Your task → Locate the lines that hold the string "text". Copy every such line.

Extracted records →
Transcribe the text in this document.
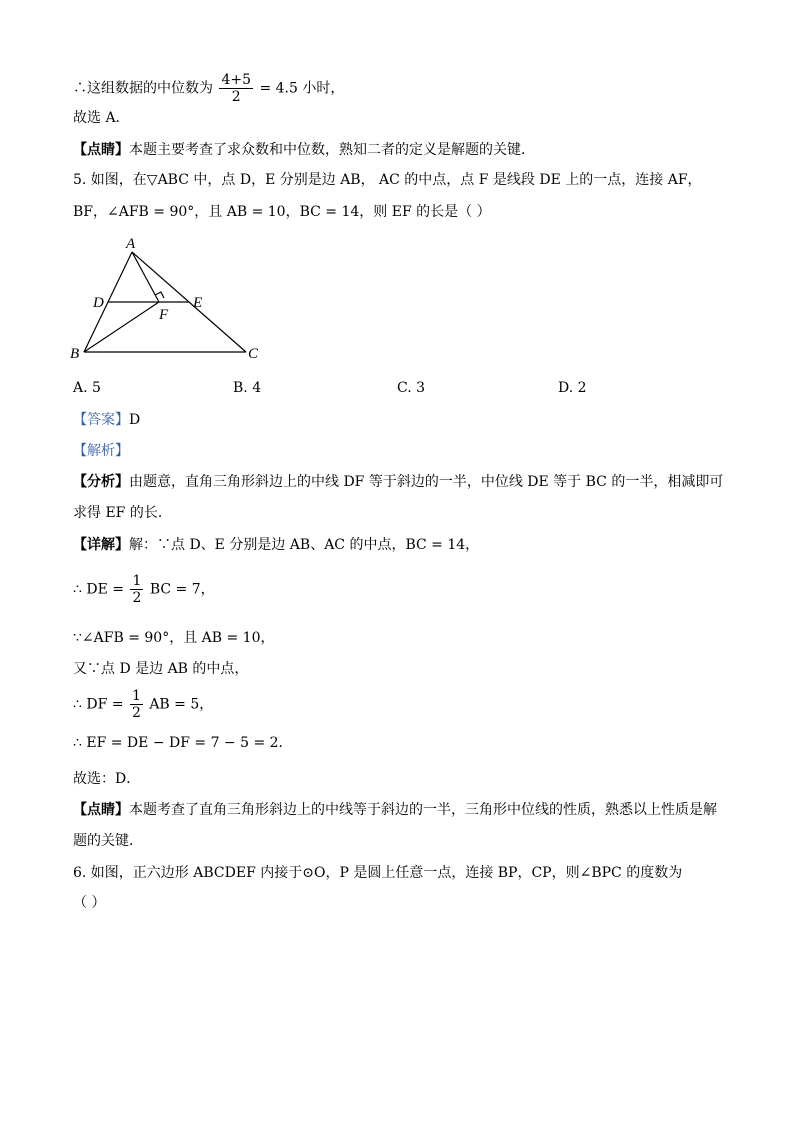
∴这组数据的中位数为 $\frac{4+5}{2} = 4.5$ 小时，
故选 A．
【点睛】本题主要考查了求众数和中位数，熟知二者的定义是解题的关键．
5. 如图，在▽ABC 中，点 D，E 分别是边 AB， AC 的中点，点 F 是线段 DE 上的一点，连接 AF，
BF，∠AFB = 90°，且 AB = 10，BC = 14，则 EF 的长是（ ）
A
B	C
D	E
F
A. 5	B. 4	C. 3	D. 2
【答案】D
【解析】
【分析】由题意，直角三角形斜边上的中线 DF 等于斜边的一半，中位线 DE 等于 BC 的一半，相减即可
求得 EF 的长．
【详解】解：∵点 D、E 分别是边 AB、AC 的中点，BC = 14，
∴ DE = $\frac{1}{2}$ BC = 7，
∵∠AFB = 90°，且 AB = 10，
又∵点 D 是边 AB 的中点，
∴ DF = $\frac{1}{2}$ AB = 5，
∴ EF = DE − DF = 7 − 5 = 2．
故选：D．
【点睛】本题考查了直角三角形斜边上的中线等于斜边的一半，三角形中位线的性质，熟悉以上性质是解
题的关键．
6. 如图，正六边形 ABCDEF 内接于⊙O，P 是圆上任意一点，连接 BP，CP，则∠BPC 的度数为
（ ）
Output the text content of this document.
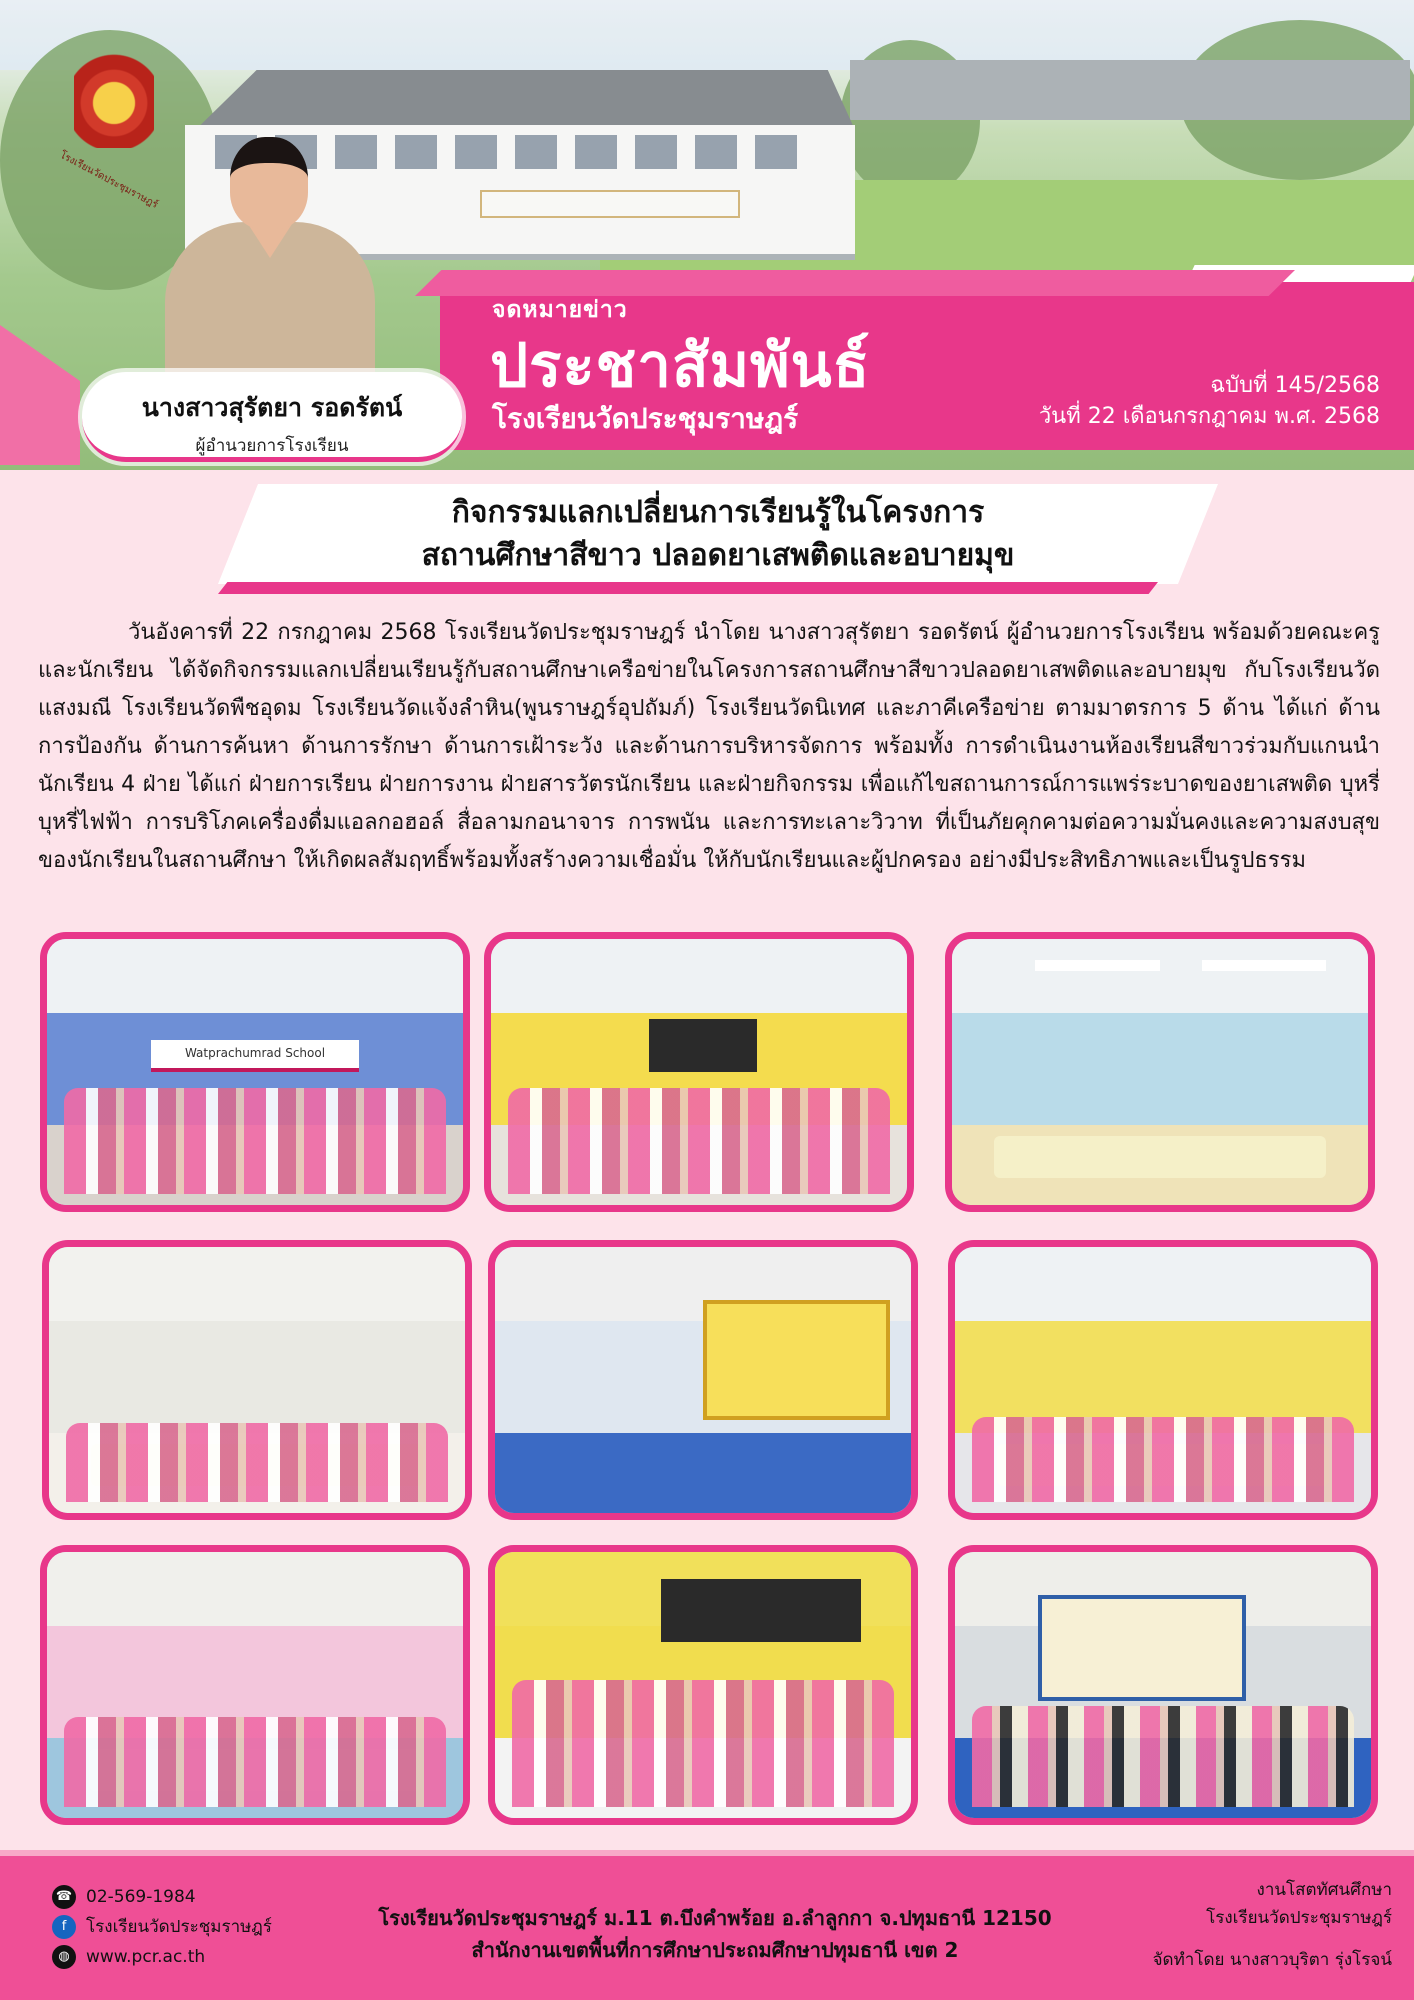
โรงเรียนวัดประชุมราษฎร์
จดหมายข่าว
ประชาสัมพันธ์
โรงเรียนวัดประชุมราษฎร์
ฉบับที่ 145/2568
วันที่ 22 เดือนกรกฎาคม พ.ศ. 2568
นางสาวสุรัตยา รอดรัตน์
ผู้อำนวยการโรงเรียน
กิจกรรมแลกเปลี่ยนการเรียนรู้ในโครงการ
สถานศึกษาสีขาว ปลอดยาเสพติดและอบายมุข
วันอังคารที่ 22 กรกฎาคม 2568 โรงเรียนวัดประชุมราษฎร์ นำโดย นางสาวสุรัตยา รอดรัตน์ ผู้อำนวยการโรงเรียน พร้อมด้วยคณะครูและนักเรียน ได้จัดกิจกรรมแลกเปลี่ยนเรียนรู้กับสถานศึกษาเครือข่ายในโครงการสถานศึกษาสีขาวปลอดยาเสพติดและอบายมุข กับโรงเรียนวัดแสงมณี โรงเรียนวัดพืชอุดม โรงเรียนวัดแจ้งลำหิน(พูนราษฎร์อุปถัมภ์) โรงเรียนวัดนิเทศ และภาคีเครือข่าย ตามมาตรการ 5 ด้าน ได้แก่ ด้านการป้องกัน ด้านการค้นหา ด้านการรักษา ด้านการเฝ้าระวัง และด้านการบริหารจัดการ พร้อมทั้ง การดำเนินงานห้องเรียนสีขาวร่วมกับแกนนำนักเรียน 4 ฝ่าย ได้แก่ ฝ่ายการเรียน ฝ่ายการงาน ฝ่ายสารวัตรนักเรียน และฝ่ายกิจกรรม เพื่อแก้ไขสถานการณ์การแพร่ระบาดของยาเสพติด บุหรี่ บุหรี่ไฟฟ้า การบริโภคเครื่องดื่มแอลกอฮอล์ สื่อลามกอนาจาร การพนัน และการทะเลาะวิวาท ที่เป็นภัยคุกคามต่อความมั่นคงและความสงบสุขของนักเรียนในสถานศึกษา ให้เกิดผลสัมฤทธิ์พร้อมทั้งสร้างความเชื่อมั่น ให้กับนักเรียนและผู้ปกครอง อย่างมีประสิทธิภาพและเป็นรูปธรรม
Watprachumrad School
☎ 02-569-1984
f	โรงเรียนวัดประชุมราษฎร์
◍ www.pcr.ac.th
โรงเรียนวัดประชุมราษฎร์ ม.11 ต.บึงคำพร้อย อ.ลำลูกกา จ.ปทุมธานี 12150
สำนักงานเขตพื้นที่การศึกษาประถมศึกษาปทุมธานี เขต 2
งานโสตทัศนศึกษา
โรงเรียนวัดประชุมราษฎร์
จัดทำโดย นางสาวบุริตา รุ่งโรจน์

Answer to the task →
Transcribe the text in this document.
Output the text content of this document.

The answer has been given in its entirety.